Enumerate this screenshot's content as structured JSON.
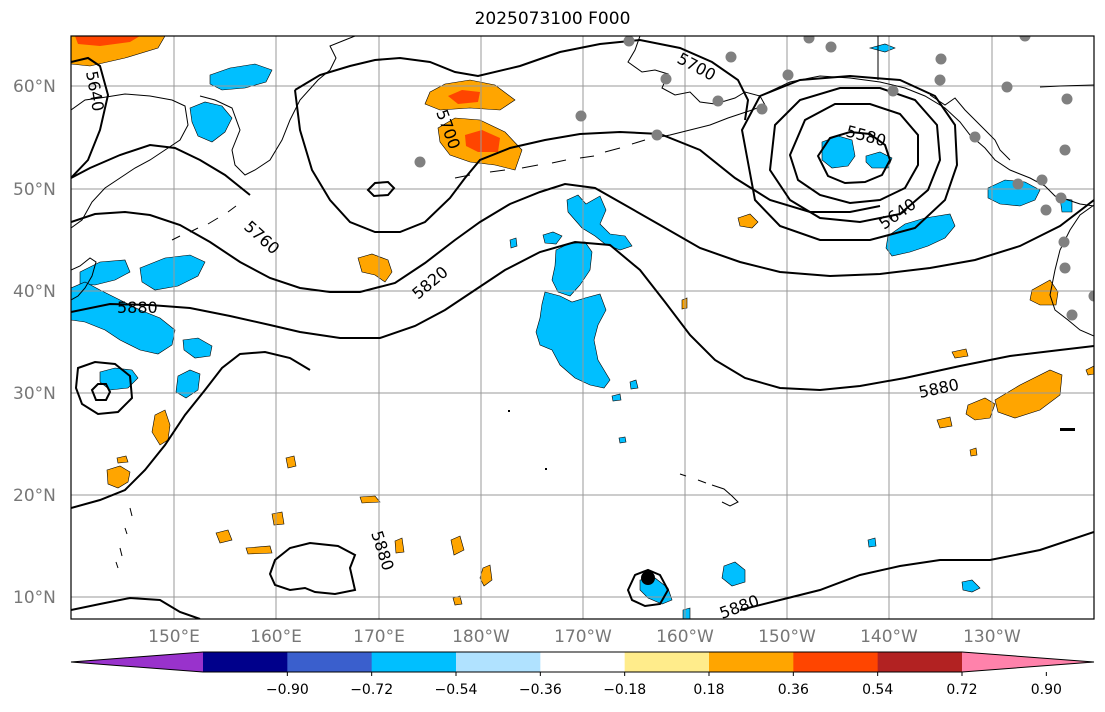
{
  "title": "2025073100 F000",
  "lat_labels": [
    "60°N",
    "50°N",
    "40°N",
    "30°N",
    "20°N",
    "10°N"
  ],
  "lon_labels": [
    "150°E",
    "160°E",
    "170°E",
    "180°W",
    "170°W",
    "160°W",
    "150°W",
    "140°W",
    "130°W"
  ],
  "contour_labels": [
    "5640",
    "5700",
    "5700",
    "5580",
    "5640",
    "5760",
    "5820",
    "5880",
    "5880",
    "5880",
    "5880"
  ],
  "colorbar": {
    "ticks": [
      "−0.90",
      "−0.72",
      "−0.54",
      "−0.36",
      "−0.18",
      "0.18",
      "0.36",
      "0.54",
      "0.72",
      "0.90"
    ],
    "colors": [
      "#9932cc",
      "#00008b",
      "#3a5fcd",
      "#00bfff",
      "#b0e2ff",
      "#ffffff",
      "#ffec8b",
      "#ffa500",
      "#ff4500",
      "#b22222",
      "#ff82ab"
    ]
  },
  "colors": {
    "positive_light": "#ffa500",
    "positive_strong": "#ff4500",
    "negative": "#00bfff",
    "stations": "#808080",
    "contours": "#000000"
  }
}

####################

TASK PROMPT> Skipping the pictures, transcribe each line above exactly as it appears.

RESPONSE TO THIS TASK>
Enumerate this screenshot's content as structured JSON.
{
  "title": "2025073100 F000",
  "lat_labels": [
    "60°N",
    "50°N",
    "40°N",
    "30°N",
    "20°N",
    "10°N"
  ],
  "lon_labels": [
    "150°E",
    "160°E",
    "170°E",
    "180°W",
    "170°W",
    "160°W",
    "150°W",
    "140°W",
    "130°W"
  ],
  "contour_labels": [
    "5640",
    "5700",
    "5700",
    "5580",
    "5640",
    "5760",
    "5820",
    "5880",
    "5880",
    "5880",
    "5880"
  ],
  "colorbar": {
    "ticks": [
      "−0.90",
      "−0.72",
      "−0.54",
      "−0.36",
      "−0.18",
      "0.18",
      "0.36",
      "0.54",
      "0.72",
      "0.90"
    ],
    "colors": [
      "#9932cc",
      "#00008b",
      "#3a5fcd",
      "#00bfff",
      "#b0e2ff",
      "#ffffff",
      "#ffec8b",
      "#ffa500",
      "#ff4500",
      "#b22222",
      "#ff82ab"
    ]
  },
  "colors": {
    "positive_light": "#ffa500",
    "positive_strong": "#ff4500",
    "negative": "#00bfff",
    "stations": "#808080",
    "contours": "#000000"
  }
}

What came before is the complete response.